Stored items:

--

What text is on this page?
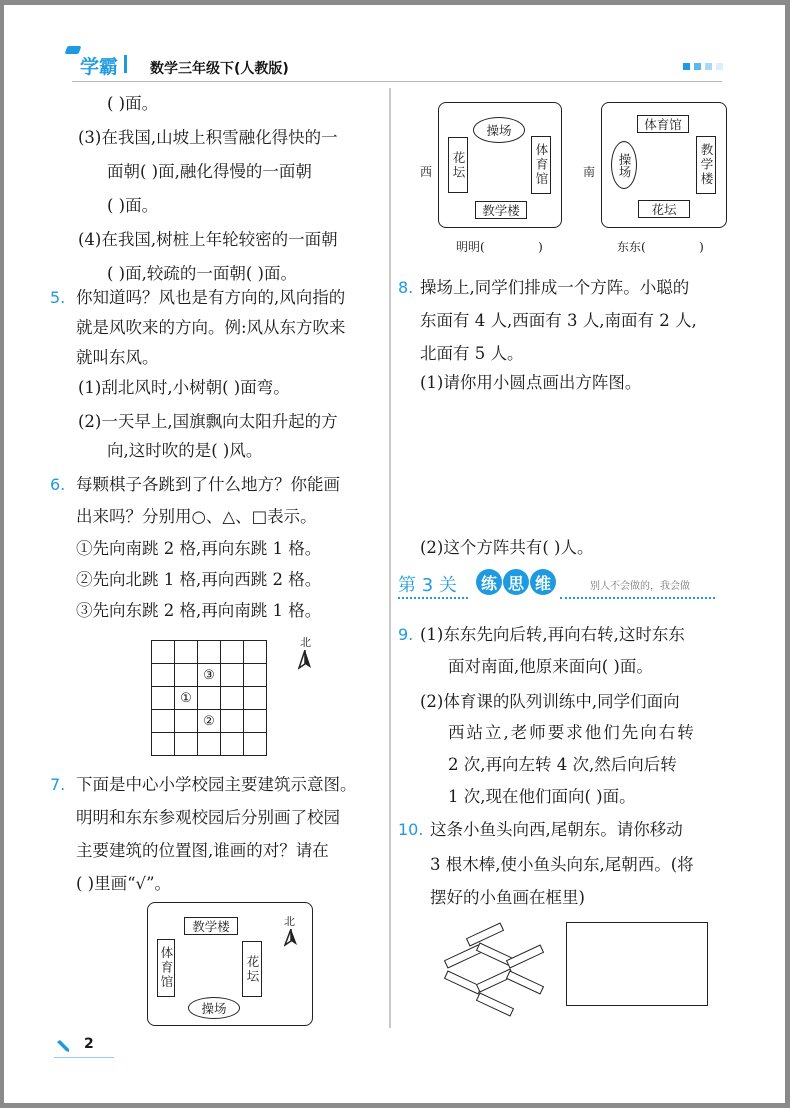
学霸 数学三年级下(人教版)
( )面。
(3)在我国,山坡上积雪融化得快的一
面朝( )面,融化得慢的一面朝
( )面。
(4)在我国,树桩上年轮较密的一面朝
( )面,较疏的一面朝( )面。
5. 你知道吗？风也是有方向的,风向指的
就是风吹来的方向。例:风从东方吹来
就叫东风。
(1)刮北风时,小树朝( )面弯。
(2)一天早上,国旗飘向太阳升起的方
向,这时吹的是( )风。
6. 每颗棋子各跳到了什么地方？你能画
出来吗？分别用○、△、□表示。
①先向南跳 2 格,再向东跳 1 格。
②先向北跳 1 格,再向西跳 2 格。
③先向东跳 2 格,再向南跳 1 格。

		③		
	①			
		②		

北
7. 下面是中心小学校园主要建筑示意图。
明明和东东参观校园后分别画了校园
主要建筑的位置图,谁画的对？请在
( )里画“√”。
教学楼
体育馆	花坛
操场
北
西
操场
花坛	体育馆
教学楼
明明(              )
南
体育馆
操场	教学楼
花坛
东东(              )
8. 操场上,同学们排成一个方阵。小聪的
东面有 4 人,西面有 3 人,南面有 2 人,
北面有 5 人。
(1)请你用小圆点画出方阵图。
(2)这个方阵共有( )人。
第 3 关	练 思 维	别人不会做的，我会做
9. (1)东东先向后转,再向右转,这时东东
面对南面,他原来面向( )面。
(2)体育课的队列训练中,同学们面向
西站立,老师要求他们先向右转
2 次,再向左转 4 次,然后向后转
1 次,现在他们面向( )面。
10. 这条小鱼头向西,尾朝东。请你移动
3 根木棒,使小鱼头向东,尾朝西。(将
摆好的小鱼画在框里)
2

--

• [Exercise instructions]: Each line of the data should be quoted exactly, with pictures left out.

• [Exercise answer]:
What text is on this page?
学霸 数学三年级下(人教版)
( )面。
(3)在我国,山坡上积雪融化得快的一
面朝( )面,融化得慢的一面朝
( )面。
(4)在我国,树桩上年轮较密的一面朝
( )面,较疏的一面朝( )面。
5. 你知道吗？风也是有方向的,风向指的
就是风吹来的方向。例:风从东方吹来
就叫东风。
(1)刮北风时,小树朝( )面弯。
(2)一天早上,国旗飘向太阳升起的方
向,这时吹的是( )风。
6. 每颗棋子各跳到了什么地方？你能画
出来吗？分别用○、△、□表示。
①先向南跳 2 格,再向东跳 1 格。
②先向北跳 1 格,再向西跳 2 格。
③先向东跳 2 格,再向南跳 1 格。

		③		
	①			
		②		

北
7. 下面是中心小学校园主要建筑示意图。
明明和东东参观校园后分别画了校园
主要建筑的位置图,谁画的对？请在
( )里画“√”。
教学楼
体育馆	花坛
操场
北
西
操场
花坛	体育馆
教学楼
明明(              )
南
体育馆
操场	教学楼
花坛
东东(              )
8. 操场上,同学们排成一个方阵。小聪的
东面有 4 人,西面有 3 人,南面有 2 人,
北面有 5 人。
(1)请你用小圆点画出方阵图。
(2)这个方阵共有( )人。
第 3 关	练 思 维	别人不会做的，我会做
9. (1)东东先向后转,再向右转,这时东东
面对南面,他原来面向( )面。
(2)体育课的队列训练中,同学们面向
西站立,老师要求他们先向右转
2 次,再向左转 4 次,然后向后转
1 次,现在他们面向( )面。
10. 这条小鱼头向西,尾朝东。请你移动
3 根木棒,使小鱼头向东,尾朝西。(将
摆好的小鱼画在框里)
2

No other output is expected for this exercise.